* [TASK OBJECTIVE]
Omit the pictures, then write out every entry exactly as it reads.

(Data listing)

● ● ● ●

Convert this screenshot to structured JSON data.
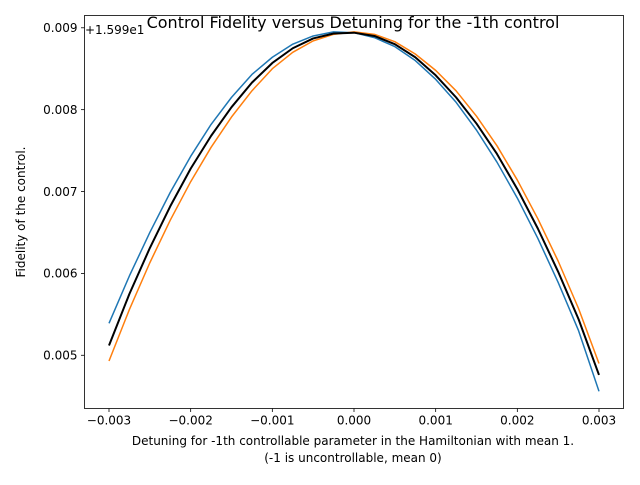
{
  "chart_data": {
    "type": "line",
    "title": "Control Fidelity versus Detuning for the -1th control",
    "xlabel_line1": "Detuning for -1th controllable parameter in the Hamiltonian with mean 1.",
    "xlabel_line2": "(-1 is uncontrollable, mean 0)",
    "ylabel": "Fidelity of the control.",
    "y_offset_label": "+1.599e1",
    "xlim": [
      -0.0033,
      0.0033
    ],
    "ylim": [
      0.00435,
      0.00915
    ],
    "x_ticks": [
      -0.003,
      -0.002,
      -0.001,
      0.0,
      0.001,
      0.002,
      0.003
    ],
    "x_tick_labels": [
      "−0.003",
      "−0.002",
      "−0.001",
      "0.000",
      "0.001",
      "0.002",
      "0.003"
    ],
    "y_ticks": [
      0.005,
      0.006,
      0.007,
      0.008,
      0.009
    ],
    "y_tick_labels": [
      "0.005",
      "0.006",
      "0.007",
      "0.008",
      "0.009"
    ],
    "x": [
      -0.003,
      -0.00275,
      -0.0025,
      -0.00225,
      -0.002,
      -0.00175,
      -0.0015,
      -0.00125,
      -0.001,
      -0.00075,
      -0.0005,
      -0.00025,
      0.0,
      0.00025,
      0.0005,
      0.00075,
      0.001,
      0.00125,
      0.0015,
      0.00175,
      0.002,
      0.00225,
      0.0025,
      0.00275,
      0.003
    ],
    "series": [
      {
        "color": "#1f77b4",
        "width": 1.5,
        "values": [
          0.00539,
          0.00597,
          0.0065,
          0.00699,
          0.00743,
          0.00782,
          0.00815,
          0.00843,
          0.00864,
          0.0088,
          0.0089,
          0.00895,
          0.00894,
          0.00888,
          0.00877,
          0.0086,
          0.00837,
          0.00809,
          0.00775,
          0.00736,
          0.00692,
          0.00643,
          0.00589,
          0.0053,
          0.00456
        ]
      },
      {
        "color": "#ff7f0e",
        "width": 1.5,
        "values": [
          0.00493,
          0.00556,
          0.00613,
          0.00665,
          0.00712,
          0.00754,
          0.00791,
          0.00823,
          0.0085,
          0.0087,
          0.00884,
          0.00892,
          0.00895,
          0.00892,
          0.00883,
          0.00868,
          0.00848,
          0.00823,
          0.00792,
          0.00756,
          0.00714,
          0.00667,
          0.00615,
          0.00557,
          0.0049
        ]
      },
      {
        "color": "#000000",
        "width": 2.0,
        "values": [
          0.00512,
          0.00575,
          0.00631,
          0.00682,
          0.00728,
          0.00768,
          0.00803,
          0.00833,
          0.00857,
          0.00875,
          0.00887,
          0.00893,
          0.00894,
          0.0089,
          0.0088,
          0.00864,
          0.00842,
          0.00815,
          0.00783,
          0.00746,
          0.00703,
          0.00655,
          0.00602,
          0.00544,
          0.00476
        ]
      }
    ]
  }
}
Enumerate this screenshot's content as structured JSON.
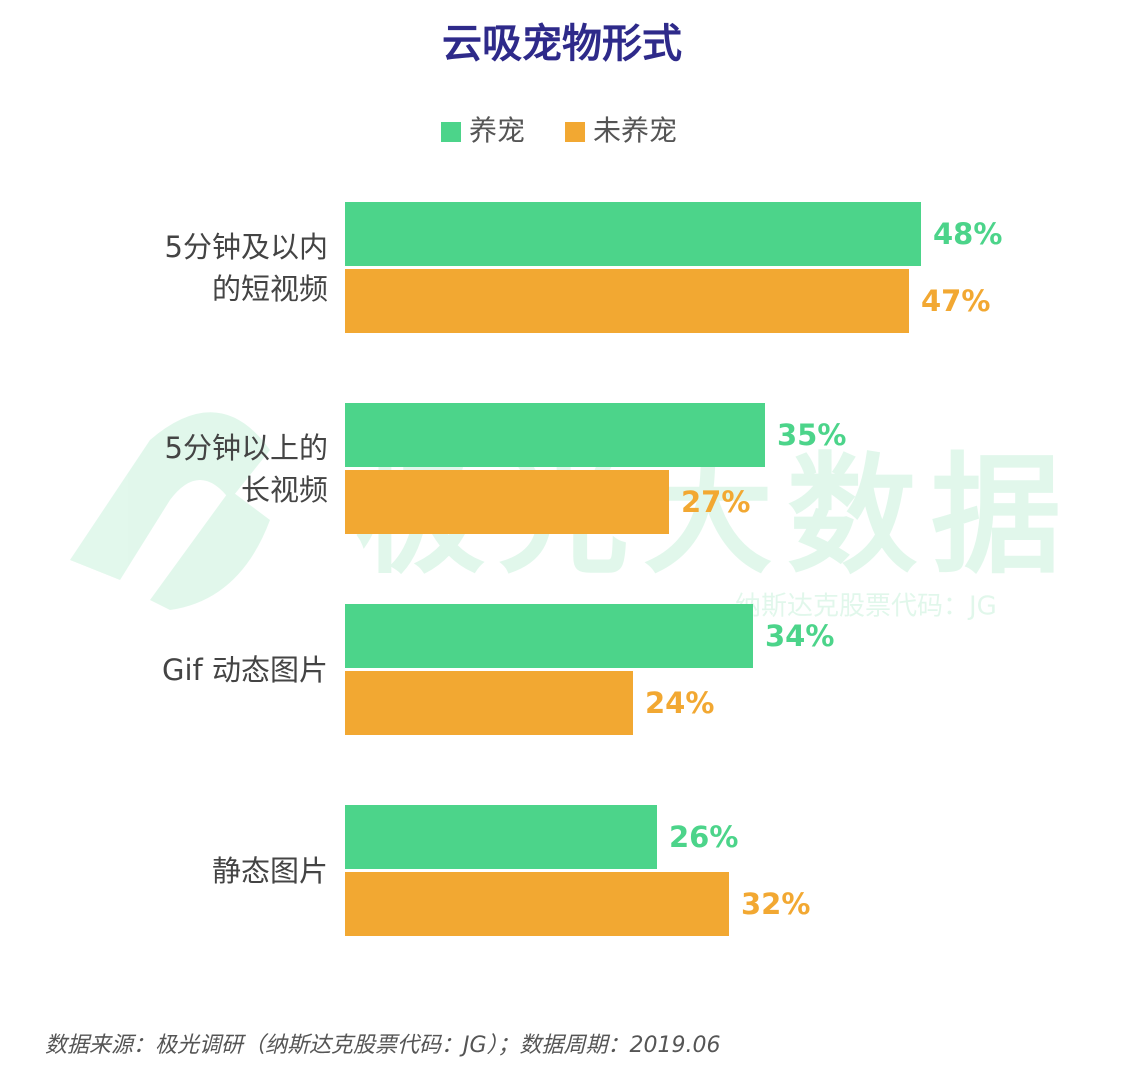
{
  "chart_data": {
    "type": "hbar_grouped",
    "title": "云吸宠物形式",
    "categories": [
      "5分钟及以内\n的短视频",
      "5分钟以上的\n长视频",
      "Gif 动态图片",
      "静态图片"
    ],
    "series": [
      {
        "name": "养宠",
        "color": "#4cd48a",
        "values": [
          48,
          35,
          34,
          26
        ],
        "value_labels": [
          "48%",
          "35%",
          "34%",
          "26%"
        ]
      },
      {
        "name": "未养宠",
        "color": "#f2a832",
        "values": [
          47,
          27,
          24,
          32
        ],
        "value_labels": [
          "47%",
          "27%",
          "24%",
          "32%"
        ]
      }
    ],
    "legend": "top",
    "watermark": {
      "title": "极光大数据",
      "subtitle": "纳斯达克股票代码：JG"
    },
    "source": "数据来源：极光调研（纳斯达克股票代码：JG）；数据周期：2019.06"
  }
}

● ● ● ●

* [ANSWER FOR THE TASK]
Convert this screenshot to structured JSON data.
{
  "chart_data": {
    "type": "line",
    "title": "Control Fidelity versus Detuning for the -1th control",
    "xlabel_line1": "Detuning for -1th controllable parameter in the Hamiltonian with mean 1.",
    "xlabel_line2": "(-1 is uncontrollable, mean 0)",
    "ylabel": "Fidelity of the control.",
    "y_offset_label": "+1.599e1",
    "xlim": [
      -0.0033,
      0.0033
    ],
    "ylim": [
      0.00435,
      0.00915
    ],
    "x_ticks": [
      -0.003,
      -0.002,
      -0.001,
      0.0,
      0.001,
      0.002,
      0.003
    ],
    "x_tick_labels": [
      "−0.003",
      "−0.002",
      "−0.001",
      "0.000",
      "0.001",
      "0.002",
      "0.003"
    ],
    "y_ticks": [
      0.005,
      0.006,
      0.007,
      0.008,
      0.009
    ],
    "y_tick_labels": [
      "0.005",
      "0.006",
      "0.007",
      "0.008",
      "0.009"
    ],
    "x": [
      -0.003,
      -0.00275,
      -0.0025,
      -0.00225,
      -0.002,
      -0.00175,
      -0.0015,
      -0.00125,
      -0.001,
      -0.00075,
      -0.0005,
      -0.00025,
      0.0,
      0.00025,
      0.0005,
      0.00075,
      0.001,
      0.00125,
      0.0015,
      0.00175,
      0.002,
      0.00225,
      0.0025,
      0.00275,
      0.003
    ],
    "series": [
      {
        "color": "#1f77b4",
        "width": 1.5,
        "values": [
          0.00539,
          0.00597,
          0.0065,
          0.00699,
          0.00743,
          0.00782,
          0.00815,
          0.00843,
          0.00864,
          0.0088,
          0.0089,
          0.00895,
          0.00894,
          0.00888,
          0.00877,
          0.0086,
          0.00837,
          0.00809,
          0.00775,
          0.00736,
          0.00692,
          0.00643,
          0.00589,
          0.0053,
          0.00456
        ]
      },
      {
        "color": "#ff7f0e",
        "width": 1.5,
        "values": [
          0.00493,
          0.00556,
          0.00613,
          0.00665,
          0.00712,
          0.00754,
          0.00791,
          0.00823,
          0.0085,
          0.0087,
          0.00884,
          0.00892,
          0.00895,
          0.00892,
          0.00883,
          0.00868,
          0.00848,
          0.00823,
          0.00792,
          0.00756,
          0.00714,
          0.00667,
          0.00615,
          0.00557,
          0.0049
        ]
      },
      {
        "color": "#000000",
        "width": 2.0,
        "values": [
          0.00512,
          0.00575,
          0.00631,
          0.00682,
          0.00728,
          0.00768,
          0.00803,
          0.00833,
          0.00857,
          0.00875,
          0.00887,
          0.00893,
          0.00894,
          0.0089,
          0.0088,
          0.00864,
          0.00842,
          0.00815,
          0.00783,
          0.00746,
          0.00703,
          0.00655,
          0.00602,
          0.00544,
          0.00476
        ]
      }
    ]
  }
}
Enumerate this screenshot's content as structured JSON.
{
  "chart_data": {
    "type": "hbar_grouped",
    "title": "云吸宠物形式",
    "categories": [
      "5分钟及以内\n的短视频",
      "5分钟以上的\n长视频",
      "Gif 动态图片",
      "静态图片"
    ],
    "series": [
      {
        "name": "养宠",
        "color": "#4cd48a",
        "values": [
          48,
          35,
          34,
          26
        ],
        "value_labels": [
          "48%",
          "35%",
          "34%",
          "26%"
        ]
      },
      {
        "name": "未养宠",
        "color": "#f2a832",
        "values": [
          47,
          27,
          24,
          32
        ],
        "value_labels": [
          "47%",
          "27%",
          "24%",
          "32%"
        ]
      }
    ],
    "legend": "top",
    "watermark": {
      "title": "极光大数据",
      "subtitle": "纳斯达克股票代码：JG"
    },
    "source": "数据来源：极光调研（纳斯达克股票代码：JG）；数据周期：2019.06"
  }
}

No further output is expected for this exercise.